*** Information shown ***
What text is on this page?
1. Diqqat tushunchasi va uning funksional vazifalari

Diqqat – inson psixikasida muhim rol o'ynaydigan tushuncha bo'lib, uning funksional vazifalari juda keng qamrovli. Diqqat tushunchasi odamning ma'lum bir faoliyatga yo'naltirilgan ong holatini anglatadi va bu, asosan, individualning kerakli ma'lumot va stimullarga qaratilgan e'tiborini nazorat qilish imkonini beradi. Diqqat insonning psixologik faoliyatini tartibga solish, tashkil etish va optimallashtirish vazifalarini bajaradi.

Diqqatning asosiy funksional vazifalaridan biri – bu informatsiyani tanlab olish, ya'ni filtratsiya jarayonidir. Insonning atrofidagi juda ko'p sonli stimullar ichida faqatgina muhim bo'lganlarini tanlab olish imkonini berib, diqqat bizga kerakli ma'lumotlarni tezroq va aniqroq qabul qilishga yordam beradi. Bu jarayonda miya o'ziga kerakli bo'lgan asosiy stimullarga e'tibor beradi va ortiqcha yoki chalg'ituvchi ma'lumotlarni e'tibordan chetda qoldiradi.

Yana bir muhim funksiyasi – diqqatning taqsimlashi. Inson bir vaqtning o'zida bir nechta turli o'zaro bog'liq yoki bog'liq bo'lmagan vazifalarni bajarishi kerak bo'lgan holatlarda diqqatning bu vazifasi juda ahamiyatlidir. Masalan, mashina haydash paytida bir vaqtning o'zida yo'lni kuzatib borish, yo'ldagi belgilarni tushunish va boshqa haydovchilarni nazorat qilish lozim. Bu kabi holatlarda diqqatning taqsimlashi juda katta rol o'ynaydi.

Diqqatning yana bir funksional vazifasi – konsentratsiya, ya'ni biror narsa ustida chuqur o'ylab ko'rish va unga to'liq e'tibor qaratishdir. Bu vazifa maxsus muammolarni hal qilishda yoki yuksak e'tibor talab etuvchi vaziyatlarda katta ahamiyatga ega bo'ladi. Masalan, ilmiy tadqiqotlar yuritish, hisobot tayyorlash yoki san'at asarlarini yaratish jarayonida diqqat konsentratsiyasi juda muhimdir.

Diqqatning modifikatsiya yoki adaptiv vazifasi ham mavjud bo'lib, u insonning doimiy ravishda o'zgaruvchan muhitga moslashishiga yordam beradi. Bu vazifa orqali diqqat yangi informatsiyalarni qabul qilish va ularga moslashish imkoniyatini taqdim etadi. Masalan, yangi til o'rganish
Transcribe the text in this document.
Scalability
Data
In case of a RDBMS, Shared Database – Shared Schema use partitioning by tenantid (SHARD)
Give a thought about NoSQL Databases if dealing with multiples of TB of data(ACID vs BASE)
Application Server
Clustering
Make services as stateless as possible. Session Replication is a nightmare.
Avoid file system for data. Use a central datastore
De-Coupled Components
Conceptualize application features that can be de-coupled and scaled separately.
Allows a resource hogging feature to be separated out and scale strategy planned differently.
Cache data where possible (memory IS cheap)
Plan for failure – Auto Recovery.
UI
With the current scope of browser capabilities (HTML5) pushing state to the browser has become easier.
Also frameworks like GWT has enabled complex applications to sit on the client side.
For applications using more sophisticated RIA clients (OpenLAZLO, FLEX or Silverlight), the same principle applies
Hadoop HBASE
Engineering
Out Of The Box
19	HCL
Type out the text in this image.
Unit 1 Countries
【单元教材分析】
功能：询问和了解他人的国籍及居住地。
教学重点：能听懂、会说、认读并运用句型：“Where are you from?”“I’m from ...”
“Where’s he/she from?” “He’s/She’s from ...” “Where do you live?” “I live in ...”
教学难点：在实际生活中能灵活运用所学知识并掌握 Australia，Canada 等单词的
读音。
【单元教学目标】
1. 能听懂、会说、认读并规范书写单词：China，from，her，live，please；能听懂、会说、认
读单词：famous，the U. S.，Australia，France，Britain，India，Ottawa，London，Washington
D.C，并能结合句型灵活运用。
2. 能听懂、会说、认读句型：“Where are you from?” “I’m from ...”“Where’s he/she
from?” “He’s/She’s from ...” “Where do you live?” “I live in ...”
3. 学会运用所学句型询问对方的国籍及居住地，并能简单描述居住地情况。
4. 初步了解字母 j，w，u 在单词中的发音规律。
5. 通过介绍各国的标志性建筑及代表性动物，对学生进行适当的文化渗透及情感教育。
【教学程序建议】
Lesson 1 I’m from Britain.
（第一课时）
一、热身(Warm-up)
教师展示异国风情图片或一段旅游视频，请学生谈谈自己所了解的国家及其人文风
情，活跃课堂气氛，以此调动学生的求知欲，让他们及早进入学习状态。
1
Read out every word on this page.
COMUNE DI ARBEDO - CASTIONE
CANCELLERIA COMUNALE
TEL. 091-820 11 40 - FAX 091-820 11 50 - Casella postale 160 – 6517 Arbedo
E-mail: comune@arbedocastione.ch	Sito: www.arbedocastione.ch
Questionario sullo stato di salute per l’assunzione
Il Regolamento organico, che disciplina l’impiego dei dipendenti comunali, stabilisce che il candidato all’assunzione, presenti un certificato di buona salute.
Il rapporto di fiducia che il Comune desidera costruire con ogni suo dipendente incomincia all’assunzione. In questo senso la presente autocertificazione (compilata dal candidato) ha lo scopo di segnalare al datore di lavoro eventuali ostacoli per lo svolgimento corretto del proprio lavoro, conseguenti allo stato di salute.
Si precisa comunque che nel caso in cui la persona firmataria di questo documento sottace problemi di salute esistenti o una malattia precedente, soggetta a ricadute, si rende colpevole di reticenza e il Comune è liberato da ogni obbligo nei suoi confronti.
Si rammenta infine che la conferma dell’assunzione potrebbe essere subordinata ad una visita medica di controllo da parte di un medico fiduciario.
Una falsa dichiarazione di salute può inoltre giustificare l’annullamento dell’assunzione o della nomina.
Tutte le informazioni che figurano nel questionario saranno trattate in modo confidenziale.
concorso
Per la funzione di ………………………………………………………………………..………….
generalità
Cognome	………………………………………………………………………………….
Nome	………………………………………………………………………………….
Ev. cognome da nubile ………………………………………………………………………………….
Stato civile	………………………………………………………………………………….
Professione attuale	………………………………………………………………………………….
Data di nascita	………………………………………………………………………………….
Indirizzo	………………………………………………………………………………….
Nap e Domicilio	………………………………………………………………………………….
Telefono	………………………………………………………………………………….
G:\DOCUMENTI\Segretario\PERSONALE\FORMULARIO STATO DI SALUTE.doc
***
### Challenge
Using the records above, list each line that includes "Australia".

### Result of the task
教学难点：在实际生活中能灵活运用所学知识并掌握 Australia，Canada 等单词的
读单词：famous，the U. S.，Australia，France，Britain，India，Ottawa，London，Washington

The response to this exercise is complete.